Work required: In the entries below, find the lines that contain the word "JSON" and copy them.
-----
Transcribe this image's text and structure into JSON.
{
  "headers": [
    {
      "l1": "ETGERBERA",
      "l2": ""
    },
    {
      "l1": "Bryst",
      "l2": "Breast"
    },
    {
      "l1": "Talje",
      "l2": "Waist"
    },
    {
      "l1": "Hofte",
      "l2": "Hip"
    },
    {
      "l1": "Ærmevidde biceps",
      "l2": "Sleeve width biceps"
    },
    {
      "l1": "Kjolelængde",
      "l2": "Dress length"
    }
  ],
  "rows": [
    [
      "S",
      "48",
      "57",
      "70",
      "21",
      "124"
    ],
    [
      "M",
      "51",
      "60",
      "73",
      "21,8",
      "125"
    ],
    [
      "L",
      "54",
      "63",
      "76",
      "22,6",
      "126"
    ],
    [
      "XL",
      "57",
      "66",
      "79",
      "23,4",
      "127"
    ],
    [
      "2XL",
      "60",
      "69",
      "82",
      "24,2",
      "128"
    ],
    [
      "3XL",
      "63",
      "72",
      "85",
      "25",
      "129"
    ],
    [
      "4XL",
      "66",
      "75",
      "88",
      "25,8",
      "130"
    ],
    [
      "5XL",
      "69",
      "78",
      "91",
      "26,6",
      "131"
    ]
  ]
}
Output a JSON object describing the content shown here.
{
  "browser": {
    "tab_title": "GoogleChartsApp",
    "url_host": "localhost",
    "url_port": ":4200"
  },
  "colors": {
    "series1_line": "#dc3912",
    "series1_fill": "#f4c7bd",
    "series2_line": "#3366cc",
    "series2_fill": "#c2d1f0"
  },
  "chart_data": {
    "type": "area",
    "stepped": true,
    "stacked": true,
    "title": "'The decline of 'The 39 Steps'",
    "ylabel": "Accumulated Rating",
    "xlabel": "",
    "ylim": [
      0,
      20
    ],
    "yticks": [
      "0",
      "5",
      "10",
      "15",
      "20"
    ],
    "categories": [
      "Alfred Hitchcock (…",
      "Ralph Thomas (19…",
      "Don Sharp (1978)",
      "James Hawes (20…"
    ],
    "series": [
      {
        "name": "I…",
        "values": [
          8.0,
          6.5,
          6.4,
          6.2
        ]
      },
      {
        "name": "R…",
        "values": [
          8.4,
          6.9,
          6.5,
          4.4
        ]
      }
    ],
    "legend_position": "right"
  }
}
-----
Exercise response:
Transcribe this image's text and structure into JSON.
Output a JSON object describing the content shown here.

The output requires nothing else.